Leave out the pictures and return every entry exactly as it appears.

*DATASET EXTRACT*.
- - - - - - -
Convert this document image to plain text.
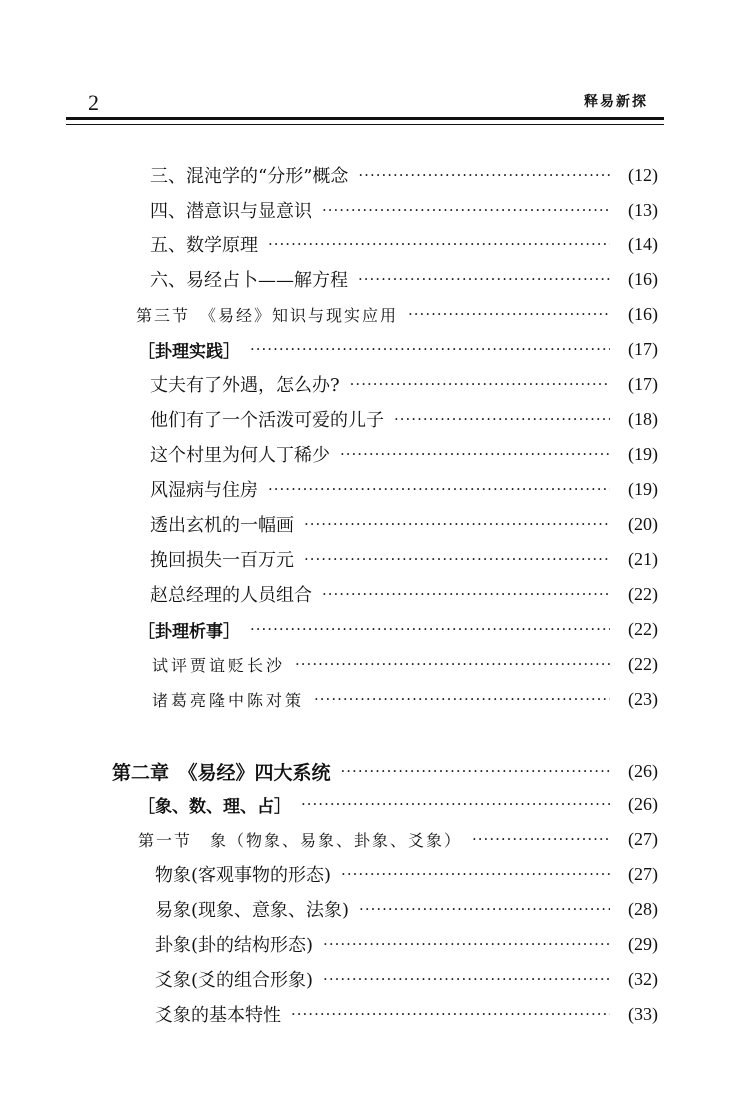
2	释易新探
三、混沌学的“分形”概念 ·····	(12)
四、潜意识与显意识 ·····	(13)
五、数学原理 ·····	(14)
六、易经占卜——解方程 ·····	(16)
第三节　《易经》知识与现实应用 ·····	(16)
［卦理实践］ ·····	(17)
丈夫有了外遇，怎么办? ·····	(17)
他们有了一个活泼可爱的儿子 ·····	(18)
这个村里为何人丁稀少 ·····	(19)
风湿病与住房 ·····	(19)
透出玄机的一幅画 ·····	(20)
挽回损失一百万元 ·····	(21)
赵总经理的人员组合 ·····	(22)
［卦理析事］ ·····	(22)
试评贾谊贬长沙 ·····	(22)
诸葛亮隆中陈对策 ·····	(23)
第二章　《易经》四大系统 ·····	(26)
［象、数、理、占］ ·····	(26)
第一节　象（物象、易象、卦象、爻象） ·····	(27)
物象(客观事物的形态) ·····	(27)
易象(现象、意象、法象) ·····	(28)
卦象(卦的结构形态) ·····	(29)
爻象(爻的组合形象) ·····	(32)
爻象的基本特性 ·····	(33)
- - - - - - -
*RESULT OF THIS TASK*.
Convert this document image to plain text.
2	释易新探
三、混沌学的“分形”概念 ·····	(12)
四、潜意识与显意识 ·····	(13)
五、数学原理 ·····	(14)
六、易经占卜——解方程 ·····	(16)
第三节　《易经》知识与现实应用 ·····	(16)
［卦理实践］ ·····	(17)
丈夫有了外遇，怎么办? ·····	(17)
他们有了一个活泼可爱的儿子 ·····	(18)
这个村里为何人丁稀少 ·····	(19)
风湿病与住房 ·····	(19)
透出玄机的一幅画 ·····	(20)
挽回损失一百万元 ·····	(21)
赵总经理的人员组合 ·····	(22)
［卦理析事］ ·····	(22)
试评贾谊贬长沙 ·····	(22)
诸葛亮隆中陈对策 ·····	(23)
第二章　《易经》四大系统 ·····	(26)
［象、数、理、占］ ·····	(26)
第一节　象（物象、易象、卦象、爻象） ·····	(27)
物象(客观事物的形态) ·····	(27)
易象(现象、意象、法象) ·····	(28)
卦象(卦的结构形态) ·····	(29)
爻象(爻的组合形象) ·····	(32)
爻象的基本特性 ·····	(33)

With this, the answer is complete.